__JOB__.
For every line in the data below that contains "index", copy the line.

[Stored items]
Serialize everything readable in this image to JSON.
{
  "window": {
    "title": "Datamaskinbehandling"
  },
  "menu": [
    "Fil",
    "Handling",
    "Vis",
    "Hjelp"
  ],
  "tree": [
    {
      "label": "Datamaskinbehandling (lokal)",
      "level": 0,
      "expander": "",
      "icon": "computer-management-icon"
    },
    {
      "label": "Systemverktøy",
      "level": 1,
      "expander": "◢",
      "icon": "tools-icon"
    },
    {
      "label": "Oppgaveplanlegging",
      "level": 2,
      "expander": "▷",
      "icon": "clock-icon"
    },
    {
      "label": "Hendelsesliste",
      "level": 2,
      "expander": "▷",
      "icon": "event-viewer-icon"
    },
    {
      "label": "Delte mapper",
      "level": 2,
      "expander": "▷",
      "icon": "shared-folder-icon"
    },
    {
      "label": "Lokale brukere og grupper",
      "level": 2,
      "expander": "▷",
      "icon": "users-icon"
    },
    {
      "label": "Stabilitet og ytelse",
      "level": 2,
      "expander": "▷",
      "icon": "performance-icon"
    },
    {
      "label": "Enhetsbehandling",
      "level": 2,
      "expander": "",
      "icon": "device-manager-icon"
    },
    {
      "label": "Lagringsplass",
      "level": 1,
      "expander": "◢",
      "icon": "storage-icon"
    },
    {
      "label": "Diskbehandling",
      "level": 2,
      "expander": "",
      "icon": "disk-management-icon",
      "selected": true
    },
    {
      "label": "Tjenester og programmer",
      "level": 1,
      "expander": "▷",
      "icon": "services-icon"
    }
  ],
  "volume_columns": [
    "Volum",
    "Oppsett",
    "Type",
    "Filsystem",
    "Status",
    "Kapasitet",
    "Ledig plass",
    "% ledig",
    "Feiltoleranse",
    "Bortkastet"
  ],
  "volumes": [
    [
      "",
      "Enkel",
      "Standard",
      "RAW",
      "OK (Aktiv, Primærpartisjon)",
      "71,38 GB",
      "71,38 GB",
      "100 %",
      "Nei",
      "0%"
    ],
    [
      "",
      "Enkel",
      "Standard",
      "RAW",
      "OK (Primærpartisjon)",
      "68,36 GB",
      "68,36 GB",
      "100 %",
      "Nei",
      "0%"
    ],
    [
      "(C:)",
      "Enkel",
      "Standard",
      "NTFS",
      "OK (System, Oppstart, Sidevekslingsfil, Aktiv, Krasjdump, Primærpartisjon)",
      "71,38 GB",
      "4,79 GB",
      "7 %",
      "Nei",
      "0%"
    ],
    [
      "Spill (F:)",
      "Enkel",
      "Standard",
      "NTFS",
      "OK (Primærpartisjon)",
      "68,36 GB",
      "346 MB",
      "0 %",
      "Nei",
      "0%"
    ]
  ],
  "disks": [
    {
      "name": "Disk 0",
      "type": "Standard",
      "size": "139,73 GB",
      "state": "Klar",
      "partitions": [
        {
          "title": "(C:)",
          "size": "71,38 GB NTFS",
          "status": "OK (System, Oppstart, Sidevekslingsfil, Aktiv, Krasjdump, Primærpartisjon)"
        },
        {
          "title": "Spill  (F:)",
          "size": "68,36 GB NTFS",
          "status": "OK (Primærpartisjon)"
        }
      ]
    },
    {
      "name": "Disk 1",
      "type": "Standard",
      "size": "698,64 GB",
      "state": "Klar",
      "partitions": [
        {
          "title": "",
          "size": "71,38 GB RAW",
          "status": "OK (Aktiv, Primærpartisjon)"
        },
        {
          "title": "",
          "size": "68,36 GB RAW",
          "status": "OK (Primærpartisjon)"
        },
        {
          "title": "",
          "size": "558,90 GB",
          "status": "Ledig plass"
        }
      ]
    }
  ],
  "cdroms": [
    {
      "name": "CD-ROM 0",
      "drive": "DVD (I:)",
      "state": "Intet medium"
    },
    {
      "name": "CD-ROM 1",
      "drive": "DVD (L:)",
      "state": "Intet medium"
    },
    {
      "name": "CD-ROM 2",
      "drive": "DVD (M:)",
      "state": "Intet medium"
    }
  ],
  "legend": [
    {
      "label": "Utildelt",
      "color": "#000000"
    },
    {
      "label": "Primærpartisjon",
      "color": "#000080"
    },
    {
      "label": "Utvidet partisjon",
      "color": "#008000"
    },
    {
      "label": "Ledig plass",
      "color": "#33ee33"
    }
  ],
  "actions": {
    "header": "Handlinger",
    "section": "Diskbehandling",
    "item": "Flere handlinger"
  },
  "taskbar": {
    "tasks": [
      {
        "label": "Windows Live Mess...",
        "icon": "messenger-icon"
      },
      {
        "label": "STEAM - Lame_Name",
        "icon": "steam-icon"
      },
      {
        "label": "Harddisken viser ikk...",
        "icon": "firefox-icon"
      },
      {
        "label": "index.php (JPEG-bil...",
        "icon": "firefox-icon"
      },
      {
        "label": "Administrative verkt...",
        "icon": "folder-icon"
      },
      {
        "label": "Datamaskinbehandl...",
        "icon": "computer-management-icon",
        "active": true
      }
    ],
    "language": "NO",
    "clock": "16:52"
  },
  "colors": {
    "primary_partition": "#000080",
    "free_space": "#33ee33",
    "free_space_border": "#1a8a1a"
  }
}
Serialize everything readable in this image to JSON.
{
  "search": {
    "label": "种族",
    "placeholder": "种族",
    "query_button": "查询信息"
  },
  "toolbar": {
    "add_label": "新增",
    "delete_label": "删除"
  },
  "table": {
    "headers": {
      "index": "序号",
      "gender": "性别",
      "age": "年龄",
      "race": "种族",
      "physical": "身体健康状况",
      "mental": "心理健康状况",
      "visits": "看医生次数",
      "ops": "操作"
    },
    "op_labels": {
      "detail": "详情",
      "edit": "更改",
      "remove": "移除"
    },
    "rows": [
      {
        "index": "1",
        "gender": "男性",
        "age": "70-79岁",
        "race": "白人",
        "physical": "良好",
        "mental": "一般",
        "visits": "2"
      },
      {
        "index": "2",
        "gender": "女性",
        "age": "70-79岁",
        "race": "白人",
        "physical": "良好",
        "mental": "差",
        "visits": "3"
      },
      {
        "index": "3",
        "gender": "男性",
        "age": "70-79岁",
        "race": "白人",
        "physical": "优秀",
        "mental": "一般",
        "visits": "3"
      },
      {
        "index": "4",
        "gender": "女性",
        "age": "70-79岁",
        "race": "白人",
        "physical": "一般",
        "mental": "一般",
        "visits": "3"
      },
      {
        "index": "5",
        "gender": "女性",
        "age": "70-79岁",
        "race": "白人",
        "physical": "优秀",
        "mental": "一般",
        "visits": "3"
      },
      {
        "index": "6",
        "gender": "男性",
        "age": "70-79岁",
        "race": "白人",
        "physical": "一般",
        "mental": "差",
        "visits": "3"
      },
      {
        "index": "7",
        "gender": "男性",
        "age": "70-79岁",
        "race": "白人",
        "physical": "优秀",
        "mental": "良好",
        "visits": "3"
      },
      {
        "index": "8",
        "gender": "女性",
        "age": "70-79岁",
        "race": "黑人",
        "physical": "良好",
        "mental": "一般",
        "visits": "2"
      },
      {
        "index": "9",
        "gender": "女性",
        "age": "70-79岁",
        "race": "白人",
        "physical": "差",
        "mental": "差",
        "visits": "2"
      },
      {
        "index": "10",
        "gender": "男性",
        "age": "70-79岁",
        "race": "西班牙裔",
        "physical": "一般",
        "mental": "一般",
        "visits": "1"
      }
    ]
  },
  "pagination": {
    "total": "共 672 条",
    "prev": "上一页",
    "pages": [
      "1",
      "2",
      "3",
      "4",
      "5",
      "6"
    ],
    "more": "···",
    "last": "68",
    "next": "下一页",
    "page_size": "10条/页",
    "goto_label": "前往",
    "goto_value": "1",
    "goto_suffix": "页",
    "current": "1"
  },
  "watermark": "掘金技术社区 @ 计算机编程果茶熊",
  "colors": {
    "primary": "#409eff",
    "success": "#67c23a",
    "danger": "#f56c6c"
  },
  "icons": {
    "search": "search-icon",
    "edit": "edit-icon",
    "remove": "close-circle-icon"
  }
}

__CORRECT ANSWER__.
        "label": "index.php (JPEG-bil...",
      "index": "序号",
        "index": "1",
        "index": "2",
        "index": "3",
        "index": "4",
        "index": "5",
        "index": "6",
        "index": "7",
        "index": "8",
        "index": "9",
        "index": "10",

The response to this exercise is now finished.